▶ [What is required]: Rewrite the passage on John Bull from the words containing "In his time, John" through "works (anthems, canons).", putting "recital programs" in place of "concert programs".

▶ [Article]:
-- Start --
Kathryn Cok — harpsichord and virginal

The Lyrichord Early Music Series, LEMS 8060 (CD, stereo); ℗ / © 2007
Booklet: 8 pp. English/Dutch
Bull: Dr. Bull's Jewel — Cok; CD, UPC-A barcode
—Find CD(s) on amazon.com—


spacerJohn Bull

In his time, John Bull (1562/3 – 1628) apparently was one of the most famous composers for keyboard music. Only Girolamo Frescobaldi (1583 – 1643) and William Byrd (1540 – 1623) possibly surpassed him. Yet, today he is almost completely absent from concert programs, and we know very little about his life. Even where and when he was born is not known for sure. He spent some time in Oxford and London, but in 1613 he fled from England for obscure reasons. He then spend the rest of his life in Antwerp, where he worked as an organist at Antwerp Cathedral. It appears that much of his music got lost (or possibly stolen by other composers) when he fled England. We do, however, have a fair number of keyboard compositions, as well as vocal works (anthems, canons).
-- End --
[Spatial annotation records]
-- Start --
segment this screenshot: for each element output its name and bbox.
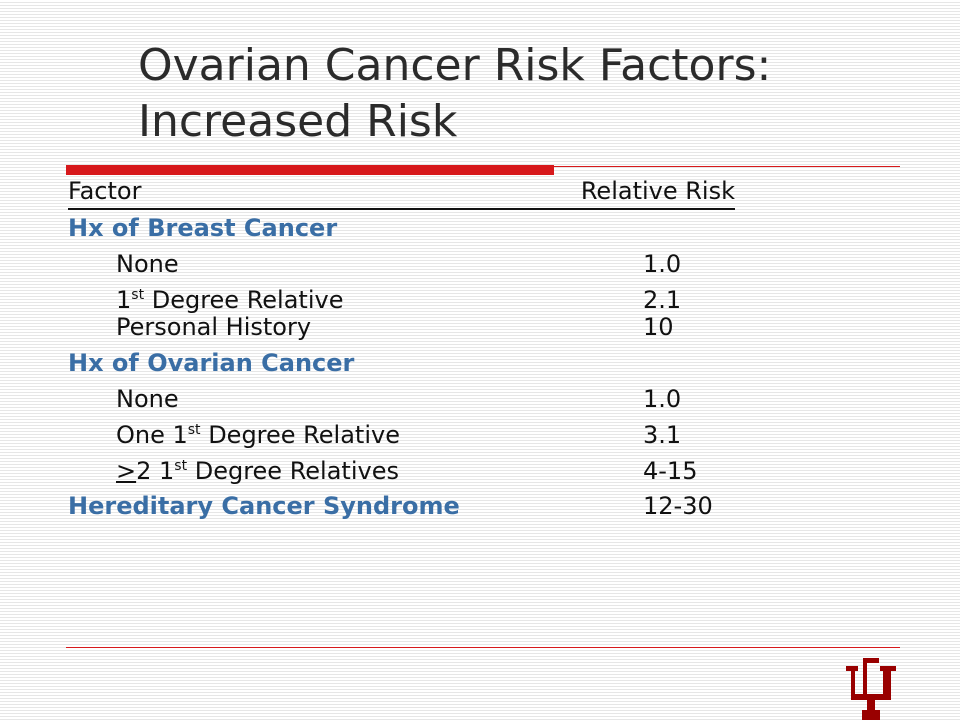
- footer-rule: [66, 647, 900, 648]
- table-row: 1st Degree Relative 2.1: [0, 283, 960, 317]
- hereditary-syndrome-label: Hereditary Cancer Syndrome: [68, 492, 460, 520]
- table-header-row: Factor Relative Risk: [0, 176, 960, 210]
- ovarian-cancer-heading: Hx of Ovarian Cancer: [68, 349, 355, 377]
- slide-title-line-2: Increased Risk: [138, 96, 458, 147]
- table-header-underline: Factor Relative Risk: [68, 176, 735, 210]
- ovarian-cancer-heading-row: Hx of Ovarian Cancer: [0, 346, 960, 380]
- ovarian-one-relative-value: 3.1: [643, 421, 682, 449]
- table-row: None 1.0: [0, 382, 960, 416]
- slide-title-line-1: Ovarian Cancer Risk Factors:: [138, 40, 772, 91]
- ovarian-two-relatives-label: >2 1st Degree Relatives: [116, 457, 399, 485]
- ovarian-none-value: 1.0: [643, 385, 682, 413]
- iu-trident-logo-icon: [846, 658, 896, 720]
- slide-title: Ovarian Cancer Risk Factors: Increased R…: [138, 38, 918, 150]
- table-row: Personal History 10: [0, 310, 960, 344]
- table-row: None 1.0: [0, 247, 960, 281]
- hereditary-syndrome-value: 12-30: [643, 492, 713, 520]
- breast-personal-label: Personal History: [116, 313, 312, 341]
- title-rule-thin: [554, 166, 900, 167]
- breast-first-degree-value: 2.1: [643, 286, 682, 314]
- ovarian-none-label: None: [116, 385, 179, 413]
- table-row: Hereditary Cancer Syndrome 12-30: [0, 489, 960, 523]
- table-row: One 1st Degree Relative 3.1: [0, 418, 960, 452]
- ovarian-one-relative-label: One 1st Degree Relative: [116, 421, 400, 449]
- breast-none-value: 1.0: [643, 250, 682, 278]
- breast-cancer-heading: Hx of Breast Cancer: [68, 214, 338, 242]
- breast-personal-value: 10: [643, 313, 674, 341]
- ovarian-two-relatives-value: 4-15: [643, 457, 698, 485]
- breast-none-label: None: [116, 250, 179, 278]
- breast-first-degree-label: 1st Degree Relative: [116, 286, 344, 314]
- breast-cancer-heading-row: Hx of Breast Cancer: [0, 211, 960, 245]
- relative-risk-column-header: Relative Risk: [580, 177, 735, 205]
- table-row: >2 1st Degree Relatives 4-15: [0, 454, 960, 488]
- factor-column-header: Factor: [68, 177, 142, 205]
- title-rule-thick: [66, 165, 554, 175]
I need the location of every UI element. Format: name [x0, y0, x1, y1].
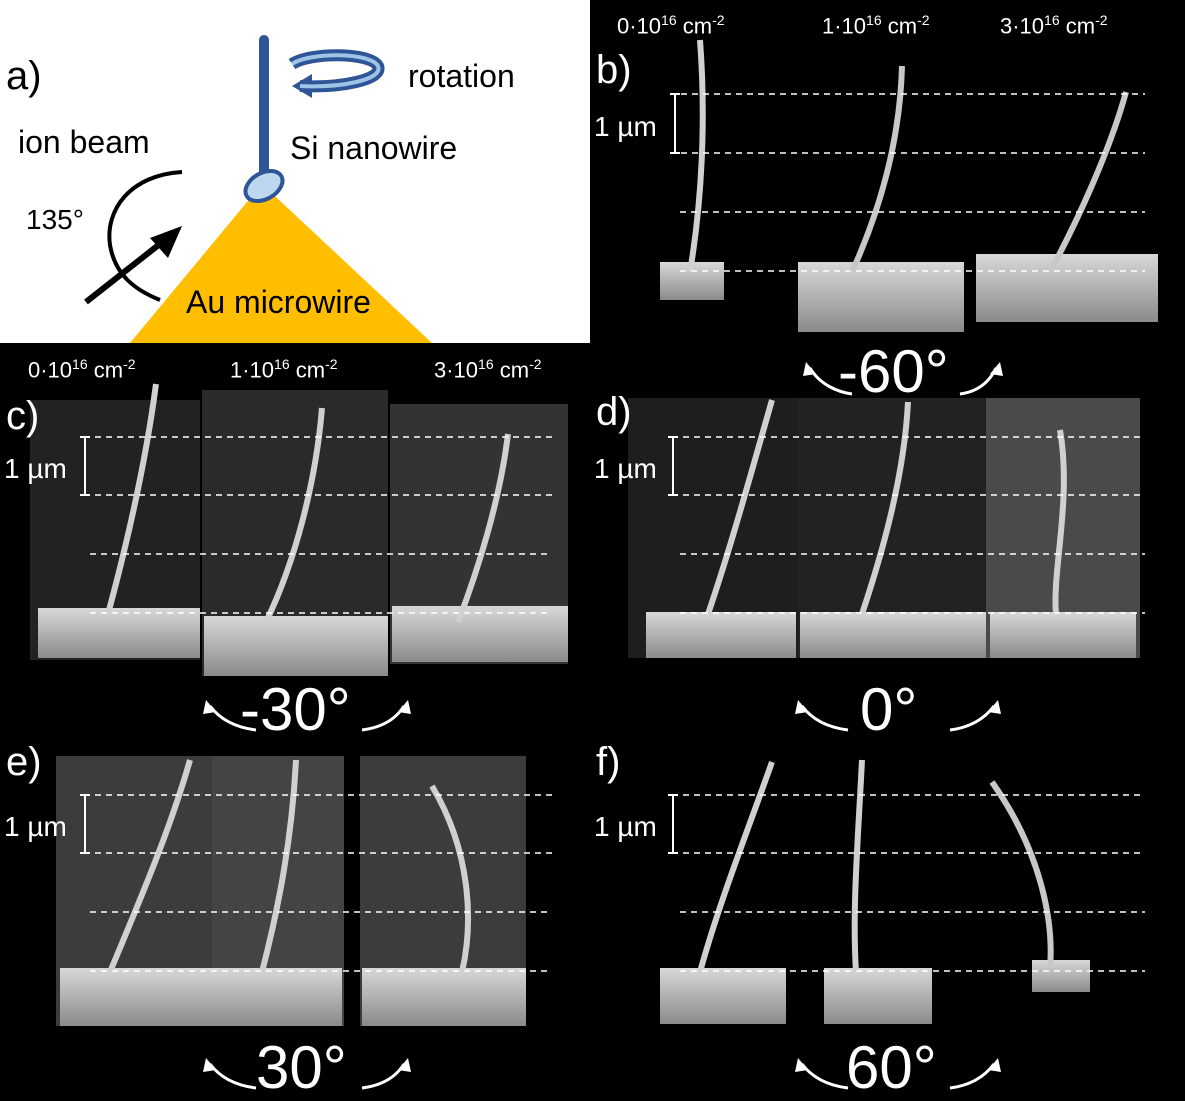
dose-header-3: 3·1016 cm-2	[1000, 12, 1108, 39]
panel-e-label: e)	[6, 740, 42, 784]
rotation-label: rotation	[408, 58, 515, 94]
scale-label-d: 1 µm	[594, 453, 657, 484]
au-microwire-shape	[130, 184, 432, 343]
si-nanowire-label: Si nanowire	[290, 130, 458, 166]
au-microwire-label: Au microwire	[186, 284, 371, 320]
panel-c-label: c)	[6, 394, 40, 438]
angle-label-e: 30°	[256, 1034, 347, 1101]
angle-label-c: -30°	[240, 676, 351, 743]
panel-d-label: d)	[596, 390, 632, 434]
panel-f-label: f)	[596, 740, 621, 784]
scale-label-c: 1 µm	[4, 453, 67, 484]
angle-135-label: 135°	[26, 204, 84, 235]
dose-header-0-mid: 0·1016 cm-2	[28, 356, 136, 383]
panel-a-schematic: a) rotation ion beam Si nanowire 135° Au…	[0, 0, 590, 343]
ion-beam-label: ion beam	[18, 124, 150, 160]
schematic-drawing	[84, 35, 432, 343]
panel-a-label: a)	[6, 54, 42, 98]
scale-label-f: 1 µm	[594, 811, 657, 842]
angle-label-b: -60°	[838, 338, 949, 405]
angle-label-f: 60°	[846, 1034, 937, 1101]
dose-header-1: 1·1016 cm-2	[822, 12, 930, 39]
dose-header-0: 0·1016 cm-2	[617, 12, 725, 39]
panel-b-label: b)	[596, 48, 632, 92]
angle-label-d: 0°	[860, 676, 918, 743]
nanowire-tip-ellipse	[243, 168, 285, 204]
angle-arc-icon	[107, 170, 183, 302]
dose-header-3-mid: 3·1016 cm-2	[434, 356, 542, 383]
dose-header-1-mid: 1·1016 cm-2	[230, 356, 338, 383]
scale-label-b: 1 µm	[594, 111, 657, 142]
scale-label-e: 1 µm	[4, 811, 67, 842]
ion-beam-arrow-icon	[84, 233, 172, 305]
-- End --
▶ [Answer to this task]:
In his time, John Bull (1562/3 – 1628) apparently was one of the most famous composers for keyboard music. Only Girolamo Frescobaldi (1583 – 1643) and William Byrd (1540 – 1623) possibly surpassed him. Yet, today he is almost completely absent from recital programs, and we know very little about his life. Even where and when he was born is not known for sure. He spent some time in Oxford and London, but in 1613 he fled from England for obscure reasons. He then spend the rest of his life in Antwerp, where he worked as an organist at Antwerp Cathedral. It appears that much of his music got lost (or possibly stolen by other composers) when he fled England. We do, however, have a fair number of keyboard compositions, as well as vocal works (anthems, canons).